§ WHAT THE TASK ASKS: List each line of the data that holds the string "ochrony", please.

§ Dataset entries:
........

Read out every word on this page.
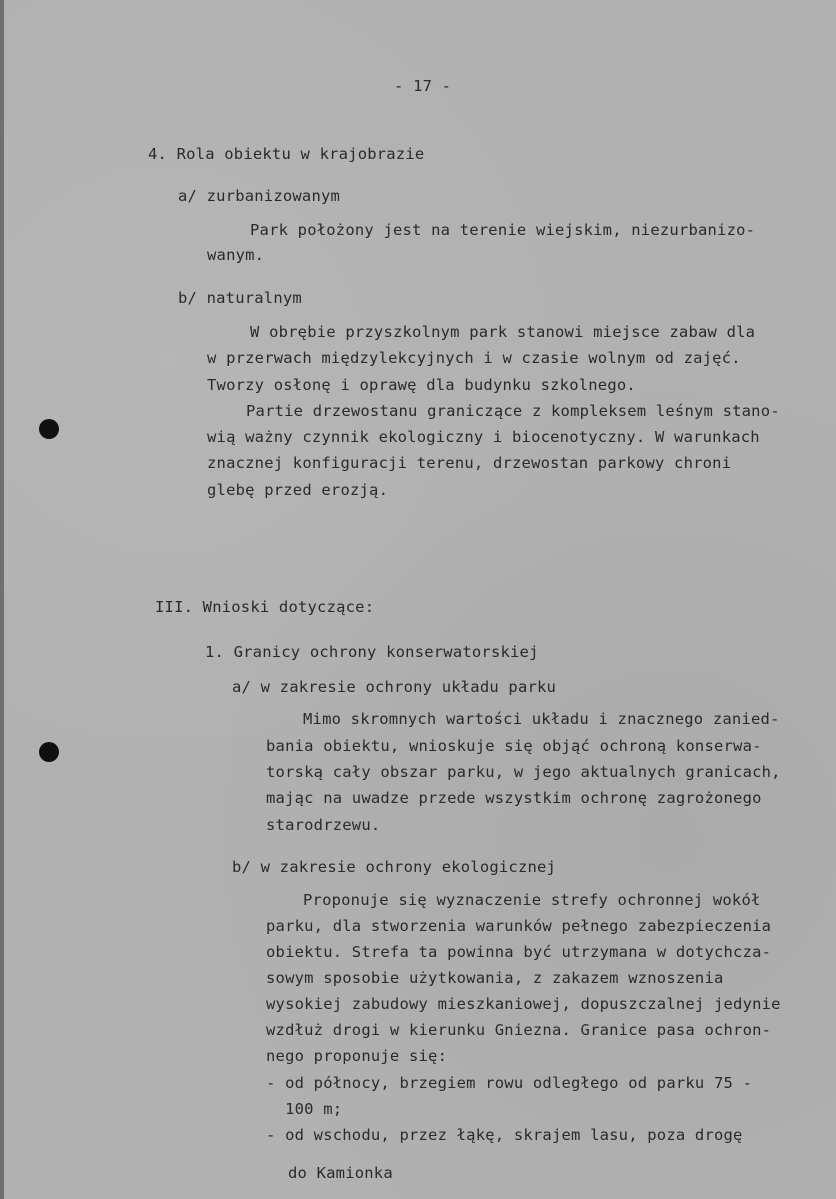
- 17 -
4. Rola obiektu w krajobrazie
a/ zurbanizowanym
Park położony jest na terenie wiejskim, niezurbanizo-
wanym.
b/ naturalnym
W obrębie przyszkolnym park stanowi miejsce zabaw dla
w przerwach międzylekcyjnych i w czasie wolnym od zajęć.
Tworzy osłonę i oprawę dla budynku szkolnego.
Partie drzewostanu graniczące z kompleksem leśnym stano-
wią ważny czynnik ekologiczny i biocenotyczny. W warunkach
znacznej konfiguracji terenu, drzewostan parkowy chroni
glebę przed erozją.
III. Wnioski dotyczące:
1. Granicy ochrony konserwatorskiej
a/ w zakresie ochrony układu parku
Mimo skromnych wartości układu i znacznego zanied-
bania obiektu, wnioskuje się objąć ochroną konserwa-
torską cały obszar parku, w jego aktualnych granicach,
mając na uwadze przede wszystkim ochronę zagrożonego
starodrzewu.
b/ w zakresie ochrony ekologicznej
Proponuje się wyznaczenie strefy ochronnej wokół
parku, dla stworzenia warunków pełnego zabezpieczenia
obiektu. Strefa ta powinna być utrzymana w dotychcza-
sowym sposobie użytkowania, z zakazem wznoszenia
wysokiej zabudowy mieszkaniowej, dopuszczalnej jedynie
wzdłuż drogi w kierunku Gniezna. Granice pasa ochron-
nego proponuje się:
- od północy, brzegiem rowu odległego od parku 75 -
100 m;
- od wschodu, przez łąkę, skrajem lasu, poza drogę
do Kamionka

........

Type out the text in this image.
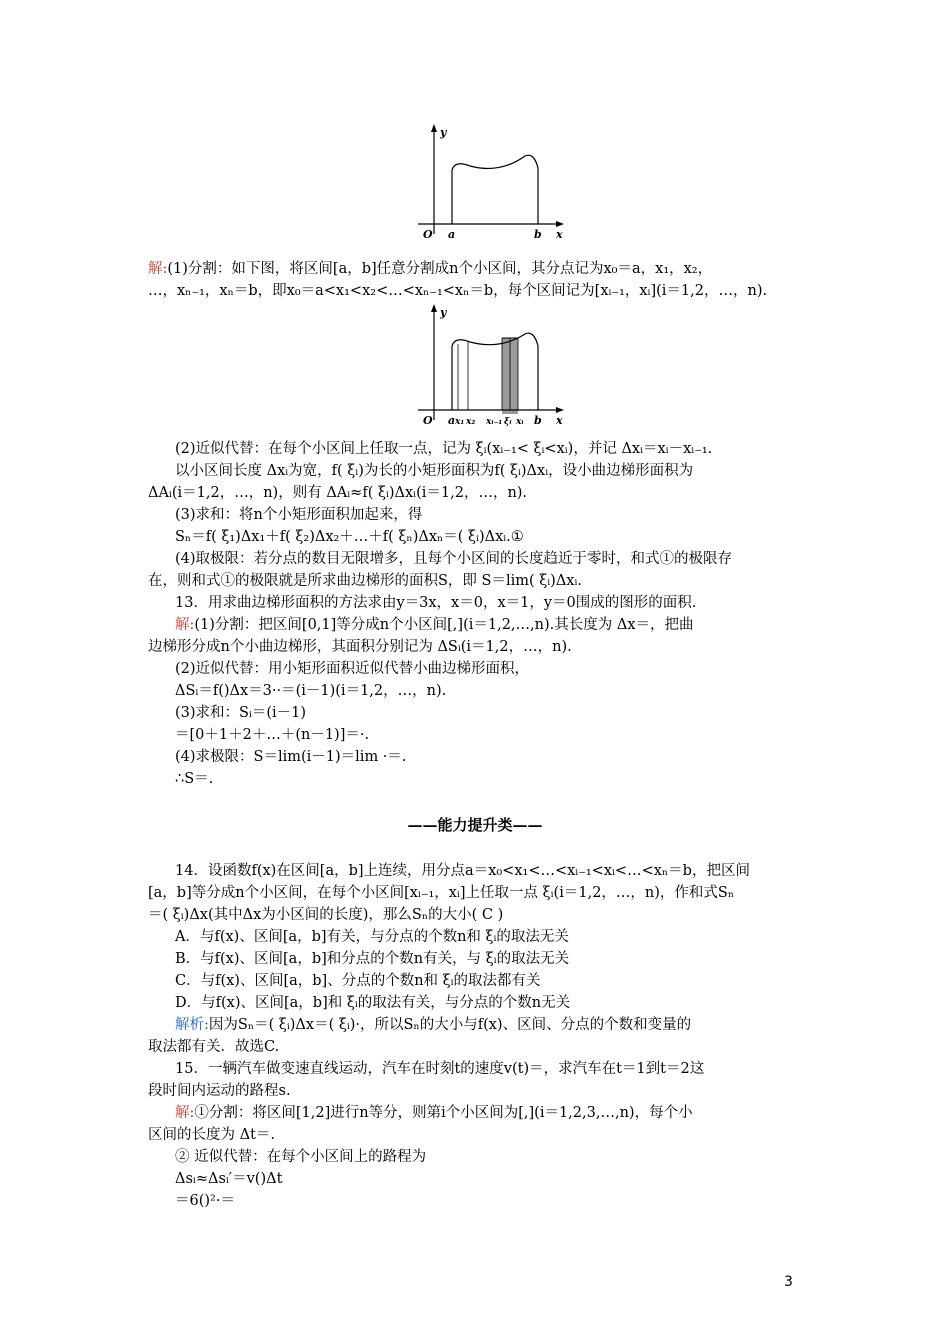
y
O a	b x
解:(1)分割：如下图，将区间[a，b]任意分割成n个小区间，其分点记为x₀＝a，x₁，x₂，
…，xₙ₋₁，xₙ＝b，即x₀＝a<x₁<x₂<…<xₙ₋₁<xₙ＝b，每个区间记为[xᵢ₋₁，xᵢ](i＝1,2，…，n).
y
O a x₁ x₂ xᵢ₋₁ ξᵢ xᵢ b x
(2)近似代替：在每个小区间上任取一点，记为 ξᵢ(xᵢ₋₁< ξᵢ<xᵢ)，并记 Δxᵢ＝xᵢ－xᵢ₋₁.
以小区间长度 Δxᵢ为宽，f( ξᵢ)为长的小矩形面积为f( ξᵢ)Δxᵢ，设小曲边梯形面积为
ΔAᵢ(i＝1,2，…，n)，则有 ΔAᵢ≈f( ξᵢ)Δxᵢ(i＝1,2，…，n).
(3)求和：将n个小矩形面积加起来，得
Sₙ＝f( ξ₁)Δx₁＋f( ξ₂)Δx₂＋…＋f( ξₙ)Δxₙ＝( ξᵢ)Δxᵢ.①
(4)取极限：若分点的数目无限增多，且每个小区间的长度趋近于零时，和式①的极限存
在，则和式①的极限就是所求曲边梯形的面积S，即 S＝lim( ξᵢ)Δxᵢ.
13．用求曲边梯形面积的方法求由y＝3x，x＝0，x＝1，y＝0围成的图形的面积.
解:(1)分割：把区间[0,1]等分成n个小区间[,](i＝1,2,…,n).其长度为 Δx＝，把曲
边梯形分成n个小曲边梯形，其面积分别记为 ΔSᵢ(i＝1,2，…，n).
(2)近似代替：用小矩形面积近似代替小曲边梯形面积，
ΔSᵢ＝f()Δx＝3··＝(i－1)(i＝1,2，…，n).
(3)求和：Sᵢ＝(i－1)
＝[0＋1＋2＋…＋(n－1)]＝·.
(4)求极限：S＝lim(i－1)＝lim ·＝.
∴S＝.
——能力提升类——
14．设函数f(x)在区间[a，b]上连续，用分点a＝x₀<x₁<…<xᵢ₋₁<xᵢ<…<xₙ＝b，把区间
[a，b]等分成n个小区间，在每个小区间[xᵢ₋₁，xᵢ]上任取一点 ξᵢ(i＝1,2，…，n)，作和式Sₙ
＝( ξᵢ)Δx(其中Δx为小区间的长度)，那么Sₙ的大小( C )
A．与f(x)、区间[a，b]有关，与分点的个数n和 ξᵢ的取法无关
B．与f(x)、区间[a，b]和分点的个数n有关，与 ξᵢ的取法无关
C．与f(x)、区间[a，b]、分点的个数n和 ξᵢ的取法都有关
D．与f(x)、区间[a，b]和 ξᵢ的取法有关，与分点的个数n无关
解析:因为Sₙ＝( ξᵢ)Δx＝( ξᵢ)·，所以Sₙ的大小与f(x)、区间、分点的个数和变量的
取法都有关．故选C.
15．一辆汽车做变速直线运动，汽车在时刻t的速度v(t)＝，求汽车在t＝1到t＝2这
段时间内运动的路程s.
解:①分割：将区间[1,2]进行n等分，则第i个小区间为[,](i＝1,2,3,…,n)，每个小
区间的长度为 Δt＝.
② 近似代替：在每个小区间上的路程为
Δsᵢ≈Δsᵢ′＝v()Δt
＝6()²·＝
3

........

§ RIGHT ANSWER:
1. Granicy ochrony konserwatorskiej
a/ w zakresie ochrony układu parku
b/ w zakresie ochrony ekologicznej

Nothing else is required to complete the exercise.